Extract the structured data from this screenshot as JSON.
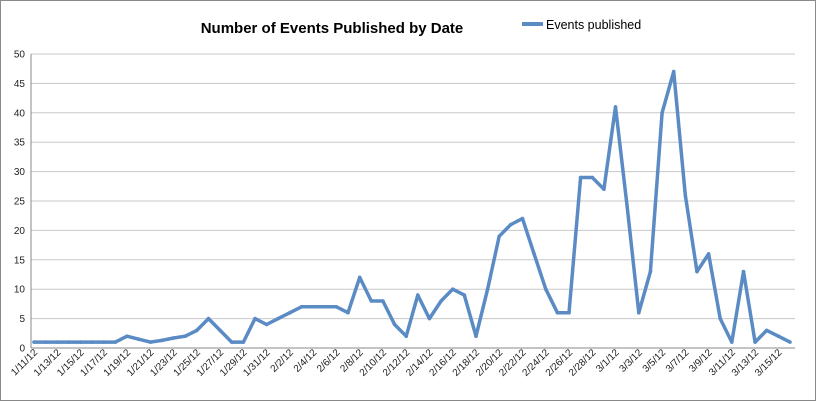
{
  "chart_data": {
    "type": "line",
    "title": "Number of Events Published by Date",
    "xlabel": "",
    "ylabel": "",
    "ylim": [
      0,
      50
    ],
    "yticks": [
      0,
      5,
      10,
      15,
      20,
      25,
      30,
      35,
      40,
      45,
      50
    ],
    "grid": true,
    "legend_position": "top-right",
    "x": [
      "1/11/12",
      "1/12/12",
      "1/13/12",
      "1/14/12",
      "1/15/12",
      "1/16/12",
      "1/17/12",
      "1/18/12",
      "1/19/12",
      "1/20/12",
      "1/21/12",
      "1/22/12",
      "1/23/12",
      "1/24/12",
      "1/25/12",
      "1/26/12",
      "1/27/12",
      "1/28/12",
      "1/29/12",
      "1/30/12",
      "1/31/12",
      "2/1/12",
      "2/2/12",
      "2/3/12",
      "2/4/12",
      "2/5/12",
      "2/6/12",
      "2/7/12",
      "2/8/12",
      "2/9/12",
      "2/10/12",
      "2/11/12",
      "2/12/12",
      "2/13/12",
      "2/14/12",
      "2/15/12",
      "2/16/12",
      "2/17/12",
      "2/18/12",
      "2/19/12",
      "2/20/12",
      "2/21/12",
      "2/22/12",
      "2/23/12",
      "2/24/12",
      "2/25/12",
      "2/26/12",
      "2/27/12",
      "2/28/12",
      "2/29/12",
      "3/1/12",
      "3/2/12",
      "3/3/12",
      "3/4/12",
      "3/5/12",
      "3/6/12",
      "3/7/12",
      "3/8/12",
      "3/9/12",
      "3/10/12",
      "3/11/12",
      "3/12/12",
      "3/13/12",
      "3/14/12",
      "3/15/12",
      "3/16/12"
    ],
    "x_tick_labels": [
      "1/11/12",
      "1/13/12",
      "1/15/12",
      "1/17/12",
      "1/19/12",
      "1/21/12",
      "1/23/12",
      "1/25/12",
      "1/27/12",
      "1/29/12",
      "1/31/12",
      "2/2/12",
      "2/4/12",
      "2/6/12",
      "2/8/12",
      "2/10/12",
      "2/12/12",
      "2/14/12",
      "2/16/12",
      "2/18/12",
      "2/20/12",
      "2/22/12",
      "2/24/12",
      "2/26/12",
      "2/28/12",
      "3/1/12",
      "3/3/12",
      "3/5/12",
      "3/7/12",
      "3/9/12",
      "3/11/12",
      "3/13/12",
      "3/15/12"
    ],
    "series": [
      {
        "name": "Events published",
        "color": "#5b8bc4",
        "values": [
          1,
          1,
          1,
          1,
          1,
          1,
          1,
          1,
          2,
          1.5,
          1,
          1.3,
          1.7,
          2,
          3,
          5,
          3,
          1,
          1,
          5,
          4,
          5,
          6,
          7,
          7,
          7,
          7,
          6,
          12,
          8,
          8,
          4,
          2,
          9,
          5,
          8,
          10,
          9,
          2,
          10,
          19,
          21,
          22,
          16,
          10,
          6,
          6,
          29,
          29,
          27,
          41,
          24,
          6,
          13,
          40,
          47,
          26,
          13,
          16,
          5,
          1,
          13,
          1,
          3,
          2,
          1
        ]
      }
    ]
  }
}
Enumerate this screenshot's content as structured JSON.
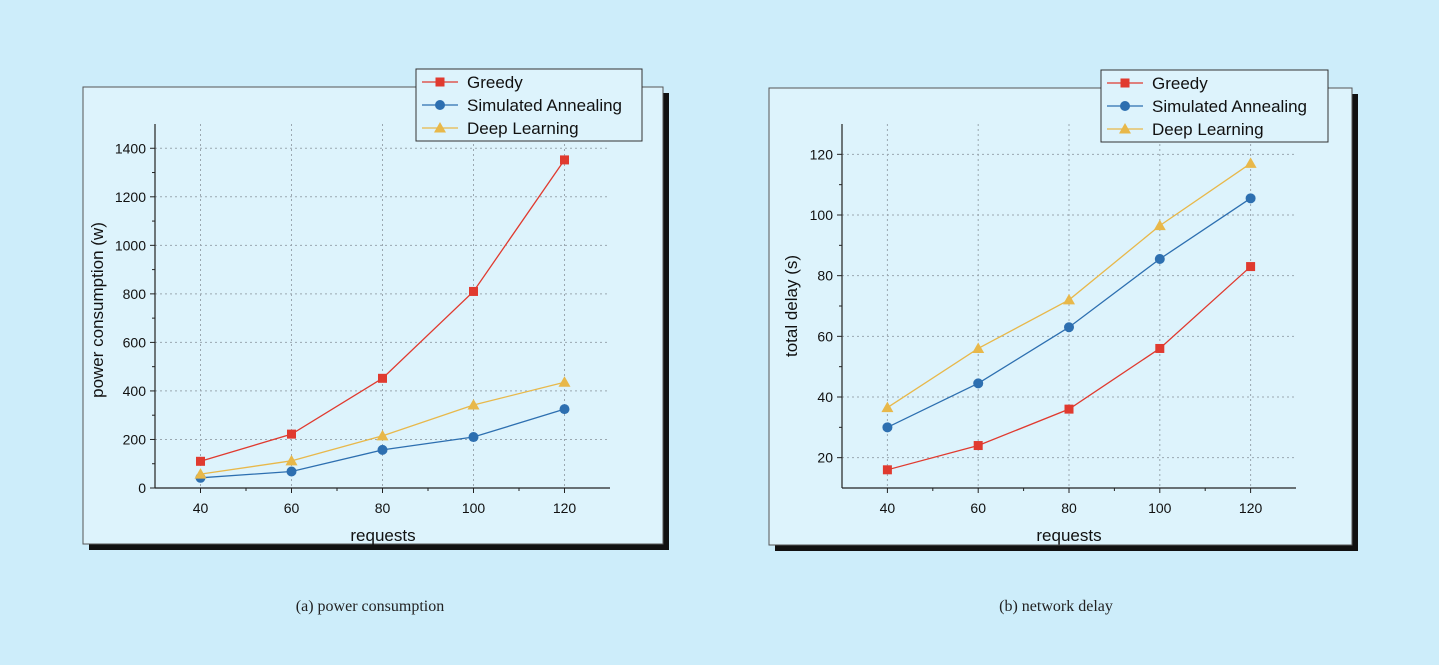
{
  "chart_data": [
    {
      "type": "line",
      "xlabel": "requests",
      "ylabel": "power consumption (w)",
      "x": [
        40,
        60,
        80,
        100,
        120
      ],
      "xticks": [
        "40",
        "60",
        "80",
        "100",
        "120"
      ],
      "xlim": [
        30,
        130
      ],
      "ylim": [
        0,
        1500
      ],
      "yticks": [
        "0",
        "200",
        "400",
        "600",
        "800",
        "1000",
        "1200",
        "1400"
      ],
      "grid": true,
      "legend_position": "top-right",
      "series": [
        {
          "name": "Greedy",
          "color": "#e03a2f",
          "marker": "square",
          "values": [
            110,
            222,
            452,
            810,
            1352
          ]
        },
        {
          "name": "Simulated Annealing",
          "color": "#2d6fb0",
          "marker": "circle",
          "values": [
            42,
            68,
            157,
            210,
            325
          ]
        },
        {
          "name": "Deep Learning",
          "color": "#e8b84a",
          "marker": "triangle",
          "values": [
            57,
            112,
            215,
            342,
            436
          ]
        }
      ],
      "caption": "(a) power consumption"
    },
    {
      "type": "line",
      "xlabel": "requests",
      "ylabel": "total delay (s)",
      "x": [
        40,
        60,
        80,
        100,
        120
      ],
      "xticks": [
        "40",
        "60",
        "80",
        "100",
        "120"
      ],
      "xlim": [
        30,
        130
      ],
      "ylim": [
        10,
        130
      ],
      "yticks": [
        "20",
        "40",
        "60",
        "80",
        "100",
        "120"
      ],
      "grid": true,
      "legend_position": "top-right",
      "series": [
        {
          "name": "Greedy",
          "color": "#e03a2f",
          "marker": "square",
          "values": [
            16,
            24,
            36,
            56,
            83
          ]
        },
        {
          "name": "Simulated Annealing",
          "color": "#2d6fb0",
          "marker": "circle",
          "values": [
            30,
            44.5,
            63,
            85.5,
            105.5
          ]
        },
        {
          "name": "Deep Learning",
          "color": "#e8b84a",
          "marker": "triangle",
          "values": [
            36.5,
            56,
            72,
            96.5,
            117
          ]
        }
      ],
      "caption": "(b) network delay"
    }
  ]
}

::::::::

- _INSTRUCTION_:
Find the string "this" in the records, then copy each line where it occurs.

- _EXERCISE OUTPUT_:
Extract the structured data from this screenshot as JSON.
Enumerate this screenshot's content as structured JSON.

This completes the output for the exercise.